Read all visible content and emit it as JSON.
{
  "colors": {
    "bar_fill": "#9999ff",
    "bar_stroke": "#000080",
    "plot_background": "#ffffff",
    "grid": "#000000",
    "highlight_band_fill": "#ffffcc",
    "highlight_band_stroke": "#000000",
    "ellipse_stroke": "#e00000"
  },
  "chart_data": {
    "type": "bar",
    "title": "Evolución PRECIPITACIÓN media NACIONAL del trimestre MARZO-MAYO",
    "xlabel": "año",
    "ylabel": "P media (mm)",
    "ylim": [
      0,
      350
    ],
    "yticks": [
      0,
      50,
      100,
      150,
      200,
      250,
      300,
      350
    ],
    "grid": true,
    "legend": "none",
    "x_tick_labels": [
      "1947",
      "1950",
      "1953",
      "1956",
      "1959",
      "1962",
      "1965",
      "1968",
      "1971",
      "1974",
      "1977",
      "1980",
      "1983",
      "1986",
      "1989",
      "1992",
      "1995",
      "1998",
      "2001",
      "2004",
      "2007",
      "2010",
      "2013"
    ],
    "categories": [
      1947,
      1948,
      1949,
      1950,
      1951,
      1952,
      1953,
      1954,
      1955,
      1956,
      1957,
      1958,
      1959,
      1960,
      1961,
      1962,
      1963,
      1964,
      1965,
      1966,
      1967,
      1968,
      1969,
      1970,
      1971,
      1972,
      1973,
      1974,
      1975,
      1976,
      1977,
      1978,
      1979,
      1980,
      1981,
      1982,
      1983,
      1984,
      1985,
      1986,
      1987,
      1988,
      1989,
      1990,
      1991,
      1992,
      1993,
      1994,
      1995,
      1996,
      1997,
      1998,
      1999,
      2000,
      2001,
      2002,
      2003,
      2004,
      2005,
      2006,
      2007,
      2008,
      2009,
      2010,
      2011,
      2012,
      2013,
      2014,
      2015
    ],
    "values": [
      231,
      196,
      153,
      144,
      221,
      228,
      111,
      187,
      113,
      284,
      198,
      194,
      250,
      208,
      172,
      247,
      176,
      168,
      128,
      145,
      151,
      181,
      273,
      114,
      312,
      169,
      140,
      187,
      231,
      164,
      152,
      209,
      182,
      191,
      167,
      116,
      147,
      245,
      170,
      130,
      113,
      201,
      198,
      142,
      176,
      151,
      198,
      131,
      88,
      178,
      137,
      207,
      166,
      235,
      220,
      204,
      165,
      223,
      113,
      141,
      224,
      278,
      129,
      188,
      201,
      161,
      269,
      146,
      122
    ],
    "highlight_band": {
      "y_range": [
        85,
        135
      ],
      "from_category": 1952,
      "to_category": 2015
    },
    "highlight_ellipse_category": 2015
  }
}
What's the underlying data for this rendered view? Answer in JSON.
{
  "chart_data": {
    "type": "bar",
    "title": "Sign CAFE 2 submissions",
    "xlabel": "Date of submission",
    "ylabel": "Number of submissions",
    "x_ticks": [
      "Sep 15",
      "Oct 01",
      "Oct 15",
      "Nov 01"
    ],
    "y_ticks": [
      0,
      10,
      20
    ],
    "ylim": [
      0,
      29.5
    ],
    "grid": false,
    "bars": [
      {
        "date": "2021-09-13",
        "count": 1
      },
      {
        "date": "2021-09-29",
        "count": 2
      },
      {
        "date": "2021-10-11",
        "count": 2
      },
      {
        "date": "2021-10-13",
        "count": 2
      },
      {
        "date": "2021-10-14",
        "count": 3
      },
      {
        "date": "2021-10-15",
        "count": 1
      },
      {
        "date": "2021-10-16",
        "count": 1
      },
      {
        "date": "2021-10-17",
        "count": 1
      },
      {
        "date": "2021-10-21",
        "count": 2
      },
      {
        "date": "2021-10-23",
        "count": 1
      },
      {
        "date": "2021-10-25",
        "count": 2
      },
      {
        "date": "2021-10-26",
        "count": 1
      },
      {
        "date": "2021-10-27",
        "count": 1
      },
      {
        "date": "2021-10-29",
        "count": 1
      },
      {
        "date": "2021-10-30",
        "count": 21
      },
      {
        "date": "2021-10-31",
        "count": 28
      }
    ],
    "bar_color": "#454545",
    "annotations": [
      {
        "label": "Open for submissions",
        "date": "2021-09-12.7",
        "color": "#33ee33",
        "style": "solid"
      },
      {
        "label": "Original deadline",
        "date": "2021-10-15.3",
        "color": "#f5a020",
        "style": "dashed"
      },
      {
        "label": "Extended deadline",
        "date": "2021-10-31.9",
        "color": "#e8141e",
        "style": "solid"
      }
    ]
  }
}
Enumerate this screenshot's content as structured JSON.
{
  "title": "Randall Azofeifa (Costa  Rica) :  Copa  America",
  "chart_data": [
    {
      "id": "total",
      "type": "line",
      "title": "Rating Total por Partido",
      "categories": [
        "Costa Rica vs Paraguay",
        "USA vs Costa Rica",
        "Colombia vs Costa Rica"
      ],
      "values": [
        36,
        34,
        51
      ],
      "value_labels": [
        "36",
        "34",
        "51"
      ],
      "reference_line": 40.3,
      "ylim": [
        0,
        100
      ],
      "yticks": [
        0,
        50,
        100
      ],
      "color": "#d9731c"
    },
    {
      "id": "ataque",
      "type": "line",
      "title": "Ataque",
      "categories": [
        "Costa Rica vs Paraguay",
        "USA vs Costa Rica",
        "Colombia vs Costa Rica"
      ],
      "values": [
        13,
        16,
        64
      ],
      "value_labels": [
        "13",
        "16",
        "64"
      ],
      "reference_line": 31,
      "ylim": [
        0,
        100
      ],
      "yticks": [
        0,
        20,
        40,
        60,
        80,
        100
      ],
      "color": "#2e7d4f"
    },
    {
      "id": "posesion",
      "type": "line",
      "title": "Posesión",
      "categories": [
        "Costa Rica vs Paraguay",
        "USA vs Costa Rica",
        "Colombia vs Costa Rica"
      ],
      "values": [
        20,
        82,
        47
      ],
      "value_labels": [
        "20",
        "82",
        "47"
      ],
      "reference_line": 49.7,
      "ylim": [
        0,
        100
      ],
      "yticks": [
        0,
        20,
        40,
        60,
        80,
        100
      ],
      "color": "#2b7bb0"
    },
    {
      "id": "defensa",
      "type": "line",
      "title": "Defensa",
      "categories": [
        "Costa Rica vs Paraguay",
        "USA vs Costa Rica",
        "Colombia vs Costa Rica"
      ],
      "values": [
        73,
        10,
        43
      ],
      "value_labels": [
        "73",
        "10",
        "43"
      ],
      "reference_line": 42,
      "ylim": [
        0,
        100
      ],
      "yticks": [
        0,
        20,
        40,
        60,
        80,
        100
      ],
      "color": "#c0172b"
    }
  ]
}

***

• _Exercise requirements_
Track down all lines above with the string "submissions" and copy them.

• _Exercise response_
    "title": "Sign CAFE 2 submissions",
    "ylabel": "Number of submissions",
        "label": "Open for submissions",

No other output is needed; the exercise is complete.